WHAT TO WORK ON:
Copy out every record below exactly as written, but leave out any pictures.
--- Start RAW DATA ---
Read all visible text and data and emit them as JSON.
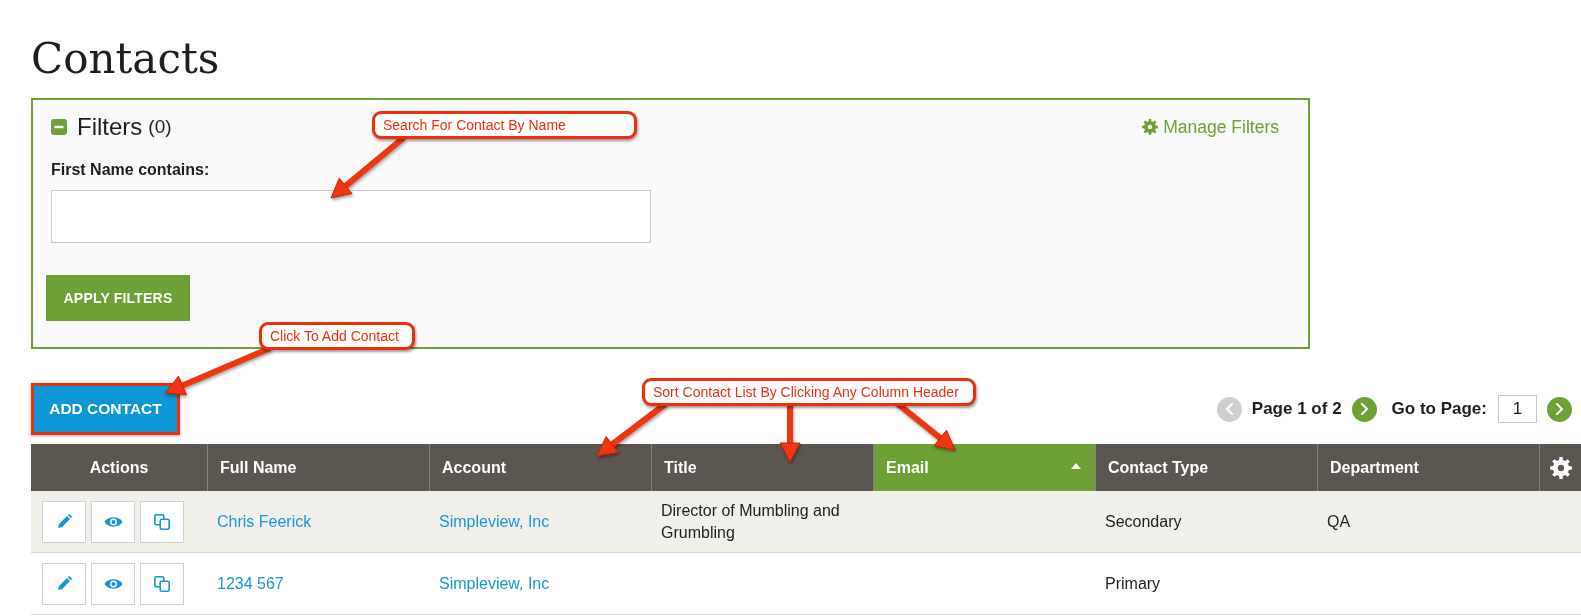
{
  "page": {
    "title": "Contacts"
  },
  "filters": {
    "title": "Filters",
    "count": "(0)",
    "expanded": true,
    "manage_label": "Manage Filters",
    "fields": [
      {
        "label": "First Name contains:"
      }
    ],
    "apply_button": "APPLY FILTERS"
  },
  "add_contact_button": {
    "label": "ADD CONTACT",
    "highlighted": true
  },
  "pagination": {
    "prev_disabled": true,
    "page_label": "Page 1 of 2",
    "next_disabled": false,
    "go_to_label": "Go to Page:",
    "go_to_value": "1"
  },
  "table": {
    "columns": [
      {
        "label": "Actions",
        "kind": "actions",
        "sorted": false
      },
      {
        "label": "Full Name",
        "kind": "link",
        "sorted": false
      },
      {
        "label": "Account",
        "kind": "link",
        "sorted": false
      },
      {
        "label": "Title",
        "kind": "text",
        "sorted": false
      },
      {
        "label": "Email",
        "kind": "text",
        "sorted": true,
        "ascending": true
      },
      {
        "label": "Contact Type",
        "kind": "text",
        "sorted": false
      },
      {
        "label": "Department",
        "kind": "text",
        "sorted": false
      }
    ],
    "rows": [
      {
        "full_name": "Chris Feerick",
        "account": "Simpleview, Inc",
        "title": "Director of Mumbling and Grumbling",
        "contact_type": "Secondary",
        "department": "QA"
      },
      {
        "full_name": "1234 567",
        "account": "Simpleview, Inc",
        "contact_type": "Primary"
      }
    ]
  },
  "annotations": [
    {
      "text": "Search For Contact By Name"
    },
    {
      "text": "Click To Add Contact"
    },
    {
      "text": "Sort Contact List By Clicking Any Column Header"
    }
  ]
}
--- End RAW DATA ---
RESPONSE:
Read all visible text and data and emit them as JSON.
{
  "page": {
    "title": "Contacts"
  },
  "filters": {
    "title": "Filters",
    "count": "(0)",
    "expanded": true,
    "manage_label": "Manage Filters",
    "fields": [
      {
        "label": "First Name contains:"
      }
    ],
    "apply_button": "APPLY FILTERS"
  },
  "add_contact_button": {
    "label": "ADD CONTACT",
    "highlighted": true
  },
  "pagination": {
    "prev_disabled": true,
    "page_label": "Page 1 of 2",
    "next_disabled": false,
    "go_to_label": "Go to Page:",
    "go_to_value": "1"
  },
  "table": {
    "columns": [
      {
        "label": "Actions",
        "kind": "actions",
        "sorted": false
      },
      {
        "label": "Full Name",
        "kind": "link",
        "sorted": false
      },
      {
        "label": "Account",
        "kind": "link",
        "sorted": false
      },
      {
        "label": "Title",
        "kind": "text",
        "sorted": false
      },
      {
        "label": "Email",
        "kind": "text",
        "sorted": true,
        "ascending": true
      },
      {
        "label": "Contact Type",
        "kind": "text",
        "sorted": false
      },
      {
        "label": "Department",
        "kind": "text",
        "sorted": false
      }
    ],
    "rows": [
      {
        "full_name": "Chris Feerick",
        "account": "Simpleview, Inc",
        "title": "Director of Mumbling and Grumbling",
        "contact_type": "Secondary",
        "department": "QA"
      },
      {
        "full_name": "1234 567",
        "account": "Simpleview, Inc",
        "contact_type": "Primary"
      }
    ]
  },
  "annotations": [
    {
      "text": "Search For Contact By Name"
    },
    {
      "text": "Click To Add Contact"
    },
    {
      "text": "Sort Contact List By Clicking Any Column Header"
    }
  ]
}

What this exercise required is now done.